Scan each line of the records for the word "known" and extract the ones that have it.
— Start Records for processing —
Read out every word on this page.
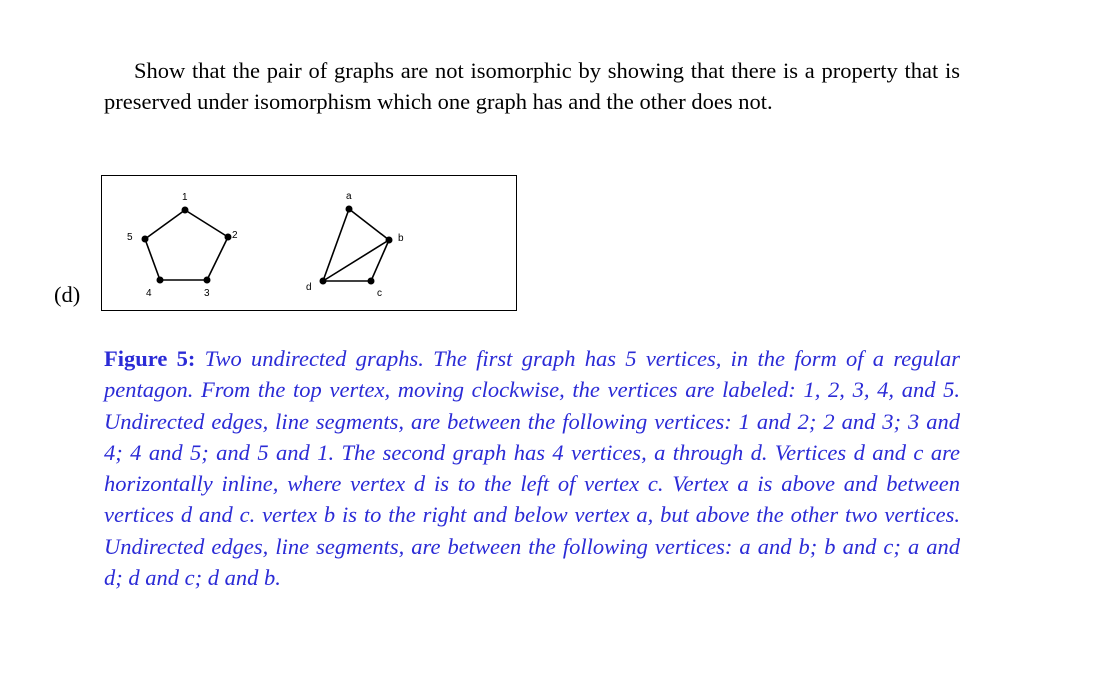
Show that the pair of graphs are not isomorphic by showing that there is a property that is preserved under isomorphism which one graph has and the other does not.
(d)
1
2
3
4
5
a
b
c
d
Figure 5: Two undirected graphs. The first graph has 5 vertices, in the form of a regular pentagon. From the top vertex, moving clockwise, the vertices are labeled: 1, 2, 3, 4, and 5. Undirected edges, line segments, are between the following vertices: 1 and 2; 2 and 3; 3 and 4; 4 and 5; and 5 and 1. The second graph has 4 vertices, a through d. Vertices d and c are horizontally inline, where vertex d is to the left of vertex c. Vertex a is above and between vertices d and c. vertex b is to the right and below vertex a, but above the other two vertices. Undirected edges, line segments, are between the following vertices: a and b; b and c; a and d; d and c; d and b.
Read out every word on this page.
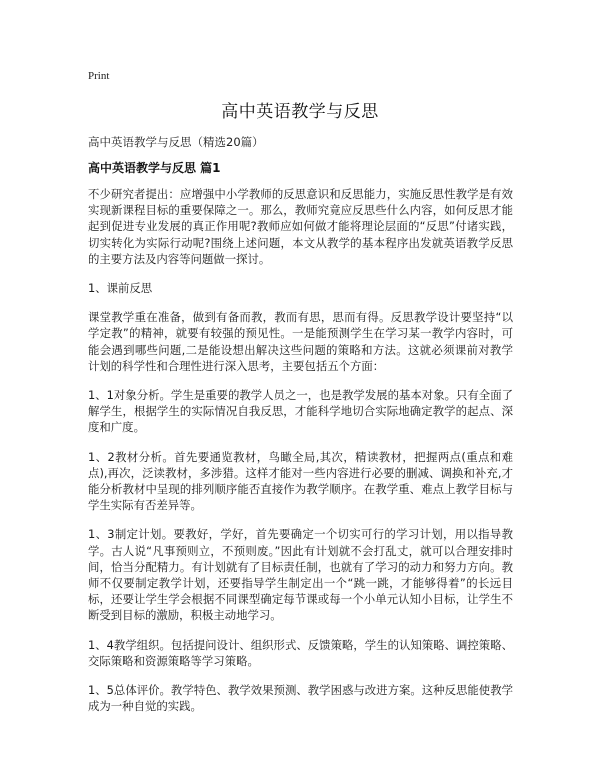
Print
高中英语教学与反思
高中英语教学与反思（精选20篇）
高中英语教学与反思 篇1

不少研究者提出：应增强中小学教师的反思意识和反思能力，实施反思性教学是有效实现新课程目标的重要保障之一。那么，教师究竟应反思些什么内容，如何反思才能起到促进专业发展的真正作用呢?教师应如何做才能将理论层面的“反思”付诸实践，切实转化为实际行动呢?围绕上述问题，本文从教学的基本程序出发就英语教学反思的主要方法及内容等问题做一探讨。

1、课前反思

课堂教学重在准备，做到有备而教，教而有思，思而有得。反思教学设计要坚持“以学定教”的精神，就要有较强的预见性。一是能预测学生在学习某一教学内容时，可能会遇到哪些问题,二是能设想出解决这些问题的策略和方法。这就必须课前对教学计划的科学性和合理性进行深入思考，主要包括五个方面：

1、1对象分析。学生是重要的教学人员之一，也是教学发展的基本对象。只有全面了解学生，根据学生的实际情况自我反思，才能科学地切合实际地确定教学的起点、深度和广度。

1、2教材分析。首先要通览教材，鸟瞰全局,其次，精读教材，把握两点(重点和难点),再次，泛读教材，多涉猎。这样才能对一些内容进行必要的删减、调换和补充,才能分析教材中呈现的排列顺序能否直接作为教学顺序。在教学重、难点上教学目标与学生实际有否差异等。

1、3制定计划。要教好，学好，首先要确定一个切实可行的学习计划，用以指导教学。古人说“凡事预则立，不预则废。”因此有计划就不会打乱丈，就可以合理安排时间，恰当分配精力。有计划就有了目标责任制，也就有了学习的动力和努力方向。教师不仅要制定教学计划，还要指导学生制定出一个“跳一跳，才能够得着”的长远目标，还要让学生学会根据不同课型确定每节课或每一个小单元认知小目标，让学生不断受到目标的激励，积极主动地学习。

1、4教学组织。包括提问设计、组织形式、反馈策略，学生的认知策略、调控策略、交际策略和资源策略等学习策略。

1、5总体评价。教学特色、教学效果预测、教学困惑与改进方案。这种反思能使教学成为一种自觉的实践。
— End Records for processing —
— Start Records for processing —
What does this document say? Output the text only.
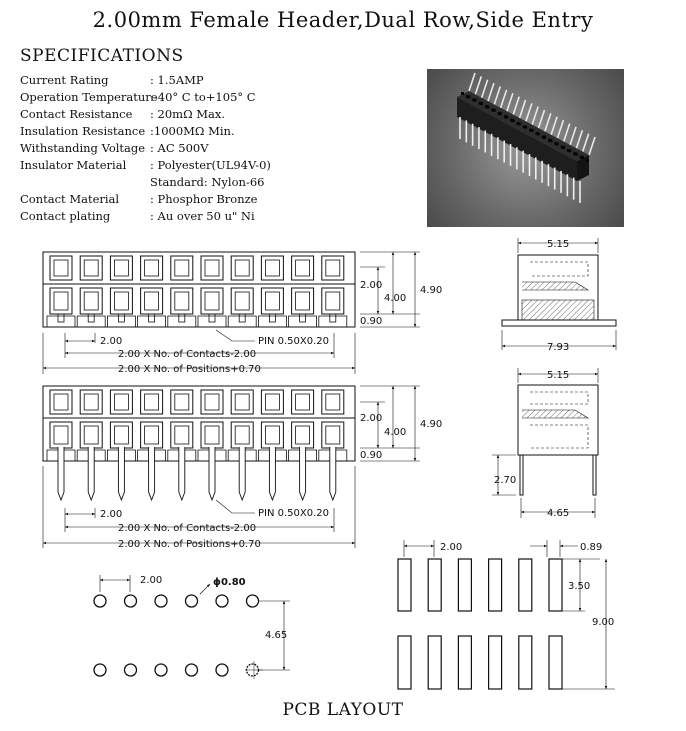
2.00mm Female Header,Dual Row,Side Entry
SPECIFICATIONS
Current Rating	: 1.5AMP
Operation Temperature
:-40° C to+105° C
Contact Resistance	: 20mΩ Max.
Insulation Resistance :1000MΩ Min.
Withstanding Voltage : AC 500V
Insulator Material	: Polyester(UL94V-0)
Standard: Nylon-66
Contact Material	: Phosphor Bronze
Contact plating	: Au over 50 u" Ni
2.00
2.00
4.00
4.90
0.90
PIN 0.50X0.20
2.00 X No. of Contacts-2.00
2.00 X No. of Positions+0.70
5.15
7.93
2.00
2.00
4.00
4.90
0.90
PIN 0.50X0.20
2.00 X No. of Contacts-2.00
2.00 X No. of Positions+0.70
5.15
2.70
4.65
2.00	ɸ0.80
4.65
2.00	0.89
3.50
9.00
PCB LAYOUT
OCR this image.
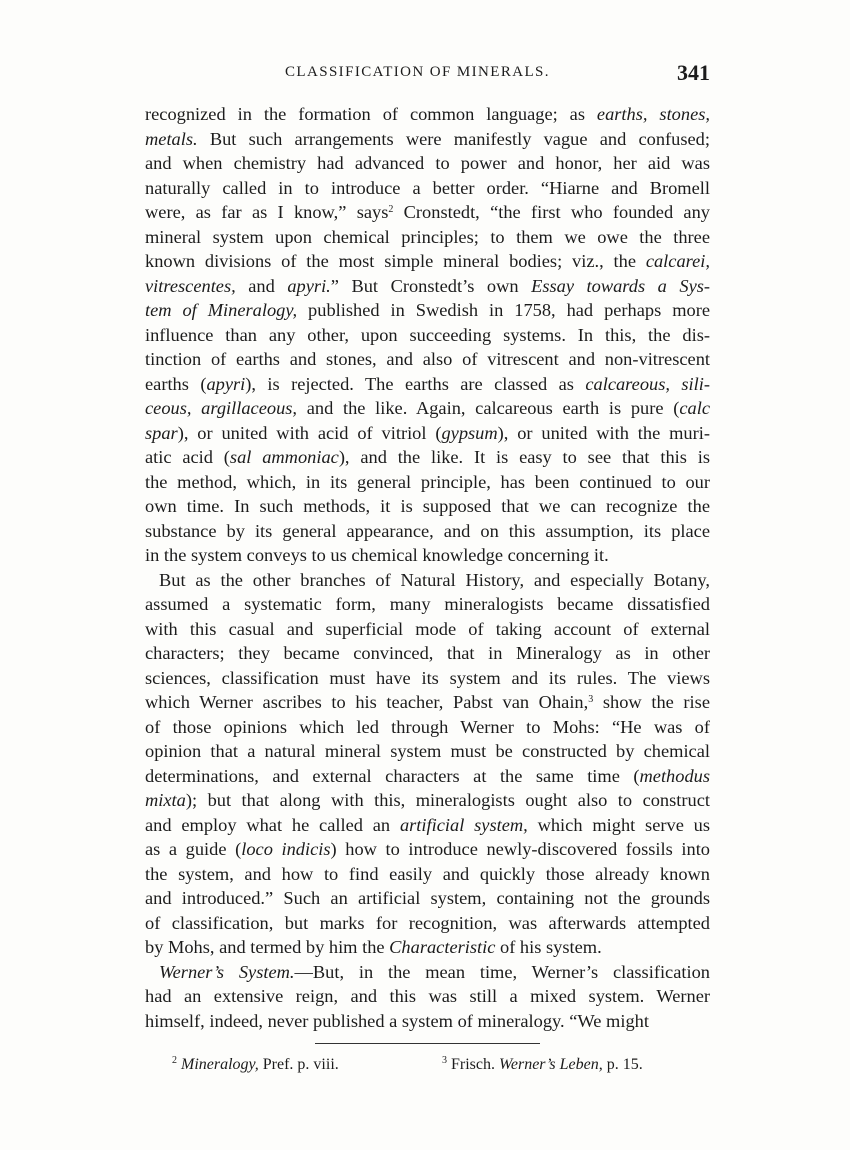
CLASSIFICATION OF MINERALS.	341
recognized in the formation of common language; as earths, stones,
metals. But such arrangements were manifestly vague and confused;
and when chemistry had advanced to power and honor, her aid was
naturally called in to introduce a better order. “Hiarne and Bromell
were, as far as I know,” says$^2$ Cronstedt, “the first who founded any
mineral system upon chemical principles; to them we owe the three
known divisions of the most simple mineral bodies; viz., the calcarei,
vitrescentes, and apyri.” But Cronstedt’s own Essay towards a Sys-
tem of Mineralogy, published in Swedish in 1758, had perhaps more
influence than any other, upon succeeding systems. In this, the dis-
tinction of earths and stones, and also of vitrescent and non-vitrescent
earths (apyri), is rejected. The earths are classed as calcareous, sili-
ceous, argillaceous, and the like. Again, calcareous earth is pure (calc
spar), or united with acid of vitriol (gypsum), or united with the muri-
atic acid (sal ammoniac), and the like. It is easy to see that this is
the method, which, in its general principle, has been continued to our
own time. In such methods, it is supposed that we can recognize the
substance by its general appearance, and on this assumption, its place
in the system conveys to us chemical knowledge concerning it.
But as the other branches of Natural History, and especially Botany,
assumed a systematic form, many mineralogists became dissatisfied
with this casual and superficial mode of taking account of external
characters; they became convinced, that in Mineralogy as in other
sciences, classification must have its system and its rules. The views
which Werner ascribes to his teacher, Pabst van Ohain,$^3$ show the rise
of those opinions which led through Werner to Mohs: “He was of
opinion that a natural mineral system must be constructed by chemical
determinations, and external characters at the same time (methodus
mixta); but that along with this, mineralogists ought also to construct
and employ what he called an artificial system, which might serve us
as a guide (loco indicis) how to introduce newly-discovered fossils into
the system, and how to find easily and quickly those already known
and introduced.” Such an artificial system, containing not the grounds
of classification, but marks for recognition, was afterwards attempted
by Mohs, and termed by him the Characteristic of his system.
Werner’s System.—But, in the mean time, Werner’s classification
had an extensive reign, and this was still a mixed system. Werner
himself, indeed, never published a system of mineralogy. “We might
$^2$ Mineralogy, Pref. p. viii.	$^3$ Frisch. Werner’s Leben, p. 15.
— End Records for processing —
## Task solution
known divisions of the most simple mineral bodies; viz., the calcarei,
the system, and how to find easily and quickly those already known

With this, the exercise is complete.